--- START ---

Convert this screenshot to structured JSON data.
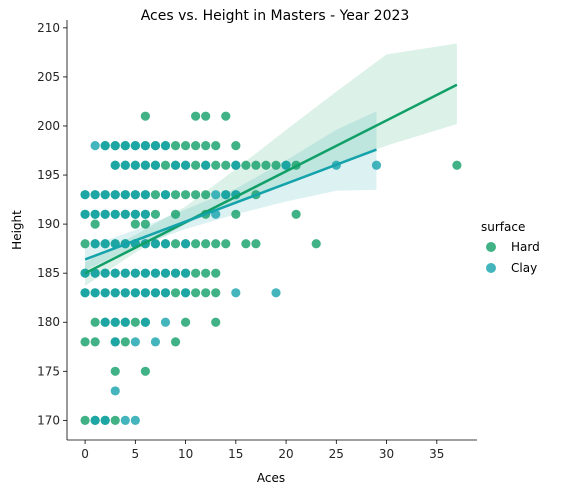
{
  "chart_data": {
    "type": "scatter",
    "title": "Aces vs. Height in Masters - Year 2023",
    "xlabel": "Aces",
    "ylabel": "Height",
    "xlim": [
      -1.8,
      39.0
    ],
    "ylim": [
      168,
      210.8
    ],
    "xticks": [
      0,
      5,
      10,
      15,
      20,
      25,
      30,
      35
    ],
    "yticks": [
      170,
      175,
      180,
      185,
      190,
      195,
      200,
      205,
      210
    ],
    "grid": false,
    "legend": {
      "title": "surface",
      "placement": "right",
      "entries": [
        "Hard",
        "Clay"
      ]
    },
    "series": [
      {
        "name": "Hard",
        "color": "#119F68",
        "points": [
          [
            0,
            170
          ],
          [
            1,
            170
          ],
          [
            2,
            170
          ],
          [
            3,
            170
          ],
          [
            3,
            175
          ],
          [
            6,
            175
          ],
          [
            0,
            178
          ],
          [
            1,
            178
          ],
          [
            3,
            178
          ],
          [
            4,
            178
          ],
          [
            9,
            178
          ],
          [
            1,
            180
          ],
          [
            2,
            180
          ],
          [
            3,
            180
          ],
          [
            4,
            180
          ],
          [
            5,
            180
          ],
          [
            6,
            180
          ],
          [
            10,
            180
          ],
          [
            13,
            180
          ],
          [
            0,
            183
          ],
          [
            1,
            183
          ],
          [
            2,
            183
          ],
          [
            3,
            183
          ],
          [
            4,
            183
          ],
          [
            5,
            183
          ],
          [
            6,
            183
          ],
          [
            7,
            183
          ],
          [
            8,
            183
          ],
          [
            9,
            183
          ],
          [
            10,
            183
          ],
          [
            11,
            183
          ],
          [
            12,
            183
          ],
          [
            13,
            183
          ],
          [
            0,
            185
          ],
          [
            1,
            185
          ],
          [
            2,
            185
          ],
          [
            3,
            185
          ],
          [
            4,
            185
          ],
          [
            5,
            185
          ],
          [
            6,
            185
          ],
          [
            7,
            185
          ],
          [
            8,
            185
          ],
          [
            9,
            185
          ],
          [
            10,
            185
          ],
          [
            11,
            185
          ],
          [
            12,
            185
          ],
          [
            13,
            185
          ],
          [
            0,
            188
          ],
          [
            1,
            188
          ],
          [
            2,
            188
          ],
          [
            3,
            188
          ],
          [
            4,
            188
          ],
          [
            5,
            188
          ],
          [
            6,
            188
          ],
          [
            7,
            188
          ],
          [
            8,
            188
          ],
          [
            9,
            188
          ],
          [
            10,
            188
          ],
          [
            11,
            188
          ],
          [
            12,
            188
          ],
          [
            13,
            188
          ],
          [
            14,
            188
          ],
          [
            16,
            188
          ],
          [
            17,
            188
          ],
          [
            23,
            188
          ],
          [
            1,
            190
          ],
          [
            5,
            190
          ],
          [
            6,
            190
          ],
          [
            0,
            191
          ],
          [
            1,
            191
          ],
          [
            2,
            191
          ],
          [
            3,
            191
          ],
          [
            4,
            191
          ],
          [
            5,
            191
          ],
          [
            6,
            191
          ],
          [
            7,
            191
          ],
          [
            9,
            191
          ],
          [
            12,
            191
          ],
          [
            15,
            191
          ],
          [
            21,
            191
          ],
          [
            0,
            193
          ],
          [
            1,
            193
          ],
          [
            2,
            193
          ],
          [
            3,
            193
          ],
          [
            4,
            193
          ],
          [
            5,
            193
          ],
          [
            6,
            193
          ],
          [
            7,
            193
          ],
          [
            8,
            193
          ],
          [
            9,
            193
          ],
          [
            10,
            193
          ],
          [
            11,
            193
          ],
          [
            12,
            193
          ],
          [
            14,
            193
          ],
          [
            15,
            193
          ],
          [
            17,
            193
          ],
          [
            3,
            196
          ],
          [
            4,
            196
          ],
          [
            5,
            196
          ],
          [
            6,
            196
          ],
          [
            7,
            196
          ],
          [
            8,
            196
          ],
          [
            9,
            196
          ],
          [
            10,
            196
          ],
          [
            11,
            196
          ],
          [
            12,
            196
          ],
          [
            13,
            196
          ],
          [
            14,
            196
          ],
          [
            15,
            196
          ],
          [
            16,
            196
          ],
          [
            17,
            196
          ],
          [
            18,
            196
          ],
          [
            19,
            196
          ],
          [
            20,
            196
          ],
          [
            21,
            196
          ],
          [
            37,
            196
          ],
          [
            2,
            198
          ],
          [
            3,
            198
          ],
          [
            4,
            198
          ],
          [
            5,
            198
          ],
          [
            6,
            198
          ],
          [
            7,
            198
          ],
          [
            8,
            198
          ],
          [
            9,
            198
          ],
          [
            10,
            198
          ],
          [
            11,
            198
          ],
          [
            12,
            198
          ],
          [
            13,
            198
          ],
          [
            15,
            198
          ],
          [
            11,
            201
          ],
          [
            12,
            201
          ],
          [
            14,
            201
          ],
          [
            6,
            201
          ]
        ],
        "fit": {
          "x0": 0,
          "y0": 185.0,
          "x1": 37,
          "y1": 204.2
        },
        "ci": [
          [
            0,
            183.7,
            186.1
          ],
          [
            5,
            187.1,
            188.9
          ],
          [
            10,
            190.0,
            191.8
          ],
          [
            15,
            192.2,
            195.6
          ],
          [
            20,
            194.3,
            199.6
          ],
          [
            25,
            196.2,
            203.5
          ],
          [
            30,
            198.0,
            207.3
          ],
          [
            37,
            200.2,
            208.4
          ]
        ]
      },
      {
        "name": "Clay",
        "color": "#15A3AB",
        "points": [
          [
            1,
            170
          ],
          [
            2,
            170
          ],
          [
            4,
            170
          ],
          [
            5,
            170
          ],
          [
            3,
            173
          ],
          [
            3,
            178
          ],
          [
            5,
            178
          ],
          [
            7,
            178
          ],
          [
            2,
            180
          ],
          [
            3,
            180
          ],
          [
            4,
            180
          ],
          [
            6,
            180
          ],
          [
            8,
            180
          ],
          [
            0,
            183
          ],
          [
            1,
            183
          ],
          [
            2,
            183
          ],
          [
            3,
            183
          ],
          [
            4,
            183
          ],
          [
            5,
            183
          ],
          [
            6,
            183
          ],
          [
            7,
            183
          ],
          [
            8,
            183
          ],
          [
            10,
            183
          ],
          [
            15,
            183
          ],
          [
            19,
            183
          ],
          [
            0,
            185
          ],
          [
            1,
            185
          ],
          [
            2,
            185
          ],
          [
            3,
            185
          ],
          [
            4,
            185
          ],
          [
            5,
            185
          ],
          [
            6,
            185
          ],
          [
            7,
            185
          ],
          [
            8,
            185
          ],
          [
            9,
            185
          ],
          [
            10,
            185
          ],
          [
            1,
            188
          ],
          [
            2,
            188
          ],
          [
            3,
            188
          ],
          [
            4,
            188
          ],
          [
            5,
            188
          ],
          [
            6,
            188
          ],
          [
            7,
            188
          ],
          [
            8,
            188
          ],
          [
            10,
            188
          ],
          [
            0,
            191
          ],
          [
            1,
            191
          ],
          [
            2,
            191
          ],
          [
            3,
            191
          ],
          [
            4,
            191
          ],
          [
            5,
            191
          ],
          [
            6,
            191
          ],
          [
            13,
            191
          ],
          [
            0,
            193
          ],
          [
            1,
            193
          ],
          [
            2,
            193
          ],
          [
            3,
            193
          ],
          [
            4,
            193
          ],
          [
            5,
            193
          ],
          [
            6,
            193
          ],
          [
            8,
            193
          ],
          [
            13,
            193
          ],
          [
            14,
            193
          ],
          [
            15,
            193
          ],
          [
            3,
            196
          ],
          [
            4,
            196
          ],
          [
            5,
            196
          ],
          [
            6,
            196
          ],
          [
            7,
            196
          ],
          [
            9,
            196
          ],
          [
            10,
            196
          ],
          [
            12,
            196
          ],
          [
            15,
            196
          ],
          [
            20,
            196
          ],
          [
            25,
            196
          ],
          [
            29,
            196
          ],
          [
            1,
            198
          ],
          [
            2,
            198
          ],
          [
            3,
            198
          ],
          [
            4,
            198
          ],
          [
            5,
            198
          ],
          [
            6,
            198
          ],
          [
            7,
            198
          ],
          [
            8,
            198
          ]
        ],
        "fit": {
          "x0": 0,
          "y0": 186.4,
          "x1": 29,
          "y1": 197.6
        },
        "ci": [
          [
            0,
            185.3,
            187.6
          ],
          [
            5,
            187.7,
            189.4
          ],
          [
            10,
            189.5,
            191.5
          ],
          [
            15,
            191.0,
            193.6
          ],
          [
            20,
            192.3,
            196.5
          ],
          [
            25,
            193.4,
            199.6
          ],
          [
            29,
            193.5,
            201.5
          ]
        ]
      }
    ]
  }
}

--- END ---

Task to complete: Go over the data above and copy every line that has the word "title" in it.

Output for this task:
    "title": "Aces vs. Height in Masters - Year 2023",
      "title": "surface",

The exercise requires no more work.